Plaintiff seeks $3,116.25 in damages on his AMWA claim, which mandates treble damages for the failure to pay Arizona's minimum wage. A.R.S. § 23-364(G). These damages are capable of mathematical calculation-75 (the number of unpaid hours Plaintiff worked) multiplied by $13.85 (Arizona's minimum wage), multiplied again by 3 (for treble damages) totals $3,116.25. (Doc. 11 at 9.) Plaintiff is awarded these damages, for which all Defendants are jointly and severally liable.

Turning to his FLSA claim, Plaintiff notes that his AMWA recovery “engulfs [his] federal minimum wage damages.” (Id. at 9.) This is consistent with case law suggesting that damages cannot be recovered when they are “engulfed by larger statutory awards.” Ignacio Xalamihua, Plaintiff, v. GGC Legacy Janitorial Servs. LLC, 2023 WL 8891393, *5 (D. Ariz. 2023); see also Sao v. Pro-Tech Prod. Inc., 2019 WL 6909566, *8 (D. Ariz. 2019) (deferring award of FLSA damages pending resolution of AMWA and AWA claims because any larger award would need to “factor in the FLSA damages”).

Finally, AWA provides that “[w]hen an employee is discharged from the service of an employer, he shall be paid wages due him within seven working days or the end of the next regular pay period, whichever is sooner.” A.R.S. § 23-353(A). If an employer “fails to pay any wages due any employee” in violation of the Act's provisions, “the employee may recover in a civil action against an employer or former employer an amount that is treble the amount of the unpaid wages.” A.R.S. § 23-355(A). Plaintiff notes that his unpaid wages total $1,350 (i.e., 75 hours multiplied by $18/hour) and contends that this sum “must be trebled to $4,050 under A.R.S. § 23-355.” (Doc. 11 at 9.)

|---|

GIVEN REQUEST A ▸
Reproduce word for word the part of the passage on wage damages starting at "Plaintiff seeks $3,116.25" and ending at "and severally liable.".
The entries have no connection to the passage on wage damages.

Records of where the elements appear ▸

|---|

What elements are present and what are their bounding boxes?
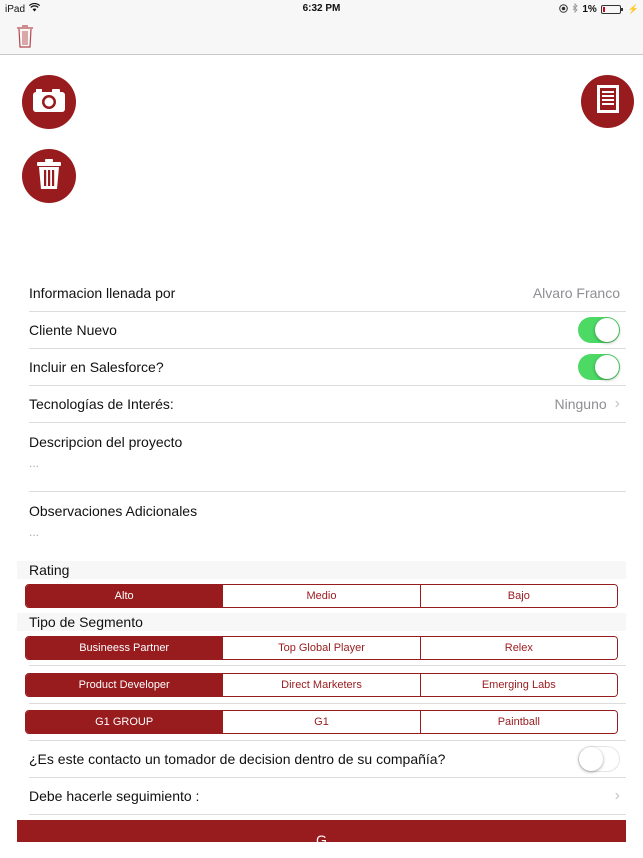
new-client-row: Cliente Nuevo [29, 312, 626, 349]
battery-percent: 1% [582, 4, 597, 15]
filled-by-label: Informacion llenada por [29, 285, 176, 301]
document-icon [596, 84, 620, 119]
delete-button[interactable] [22, 149, 76, 203]
segment-option[interactable]: Relex [419, 637, 617, 659]
new-client-label: Cliente Nuevo [29, 322, 117, 338]
divider [29, 665, 626, 666]
filled-by-value: Alvaro Franco [532, 285, 620, 301]
contact-form: Informacion llenada por Alvaro Franco Cl… [17, 275, 626, 815]
include-salesforce-label: Incluir en Salesforce? [29, 359, 164, 375]
additional-notes-placeholder: ... [29, 525, 40, 539]
technologies-label: Tecnologías de Interés: [29, 396, 174, 412]
trash-icon [36, 158, 62, 195]
segment-option[interactable]: Top Global Player [222, 637, 420, 659]
decision-maker-toggle[interactable] [578, 746, 620, 772]
status-bar: iPad 6:32 PM 1% ⚡ [0, 0, 643, 18]
segment-type-header: Tipo de Segmento [17, 613, 626, 631]
segment-option[interactable]: Paintball [419, 711, 617, 733]
camera-icon [32, 87, 66, 118]
project-description-field[interactable]: Descripcion del proyecto ... [29, 423, 626, 492]
trash-icon[interactable] [15, 23, 35, 49]
segment-option[interactable]: G1 [222, 711, 420, 733]
project-description-label: Descripcion del proyecto [29, 434, 183, 450]
segment-option[interactable]: G1 GROUP [26, 711, 223, 733]
rating-option-bajo[interactable]: Bajo [419, 585, 617, 607]
navigation-bar [0, 18, 643, 55]
filled-by-row: Informacion llenada por Alvaro Franco [29, 275, 626, 312]
segment-option[interactable]: Direct Marketers [222, 674, 420, 696]
toggle-knob [579, 747, 603, 771]
segment-option[interactable]: Product Developer [26, 674, 223, 696]
follow-up-label: Debe hacerle seguimiento : [29, 788, 200, 804]
orientation-lock-icon [559, 3, 569, 16]
charging-icon: ⚡ [627, 4, 639, 14]
camera-button[interactable] [22, 75, 76, 129]
include-salesforce-row: Incluir en Salesforce? [29, 349, 626, 386]
project-description-placeholder: ... [29, 456, 40, 470]
follow-up-row[interactable]: Debe hacerle seguimiento : › [29, 778, 626, 815]
technologies-value: Ninguno [554, 396, 607, 412]
segment-option[interactable]: Busineess Partner [26, 637, 223, 659]
segment-type-control-2: Product Developer Direct Marketers Emerg… [25, 673, 618, 697]
additional-notes-field[interactable]: Observaciones Adicionales ... [29, 492, 626, 561]
segment-type-control-1: Busineess Partner Top Global Player Rele… [25, 636, 618, 660]
rating-option-medio[interactable]: Medio [222, 585, 420, 607]
decision-maker-label: ¿Es este contacto un tomador de decision… [29, 751, 446, 767]
toggle-knob [595, 355, 619, 379]
chevron-right-icon: › [614, 395, 620, 412]
rating-header: Rating [17, 561, 626, 579]
technologies-row[interactable]: Tecnologías de Interés: Ninguno › [29, 386, 626, 423]
divider [29, 703, 626, 704]
rating-option-alto[interactable]: Alto [26, 585, 223, 607]
rating-segmented-control: Alto Medio Bajo [25, 584, 618, 608]
segment-option[interactable]: Emerging Labs [419, 674, 617, 696]
battery-icon [600, 5, 623, 14]
include-salesforce-toggle[interactable] [578, 354, 620, 380]
chevron-right-icon: › [614, 787, 620, 804]
toggle-knob [595, 318, 619, 342]
additional-notes-label: Observaciones Adicionales [29, 503, 198, 519]
bluetooth-icon [572, 2, 578, 16]
save-button[interactable]: G [17, 820, 626, 842]
new-client-toggle[interactable] [578, 317, 620, 343]
document-button[interactable] [581, 75, 634, 128]
segment-type-control-3: G1 GROUP G1 Paintball [25, 710, 618, 734]
clock: 6:32 PM [302, 3, 341, 14]
decision-maker-row: ¿Es este contacto un tomador de decision… [29, 741, 626, 778]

|---|

GIVEN REQUEST B ▸
Recast as a numbered list only the entries starting at the line that contains "new-client-row: Cliente Nuevo" and ending at the line that contains "include-salesforce-label: Incluir en", both lines included and blank lines omitted.

ANSWER A ▸
Plaintiff seeks $3,116.25 in damages on his AMWA claim, which mandates treble damages for the failure to pay Arizona's minimum wage. A.R.S. § 23-364(G). These damages are capable of mathematical calculation-75 (the number of unpaid hours Plaintiff worked) multiplied by $13.85 (Arizona's minimum wage), multiplied again by 3 (for treble damages) totals $3,116.25. (Doc. 11 at 9.) Plaintiff is awarded these damages, for which all Defendants are jointly and severally liable.

ANSWER B ▸
1. new-client-row: Cliente Nuevo [29, 312, 626, 349]
2. battery-percent: 1% [582, 4, 597, 15]
3. filled-by-label: Informacion llenada por [29, 285, 176, 301]
4. document-icon [596, 84, 620, 119]
5. delete-button[interactable] [22, 149, 76, 203]
6. segment-option[interactable]: Relex [419, 637, 617, 659]
7. new-client-label: Cliente Nuevo [29, 322, 117, 338]
8. divider [29, 665, 626, 666]
9. filled-by-value: Alvaro Franco [532, 285, 620, 301]
10. contact-form: Informacion llenada por Alvaro Franco Cl… [17, 275, 626, 815]
11. include-salesforce-label: Incluir en Salesforce? [29, 359, 164, 375]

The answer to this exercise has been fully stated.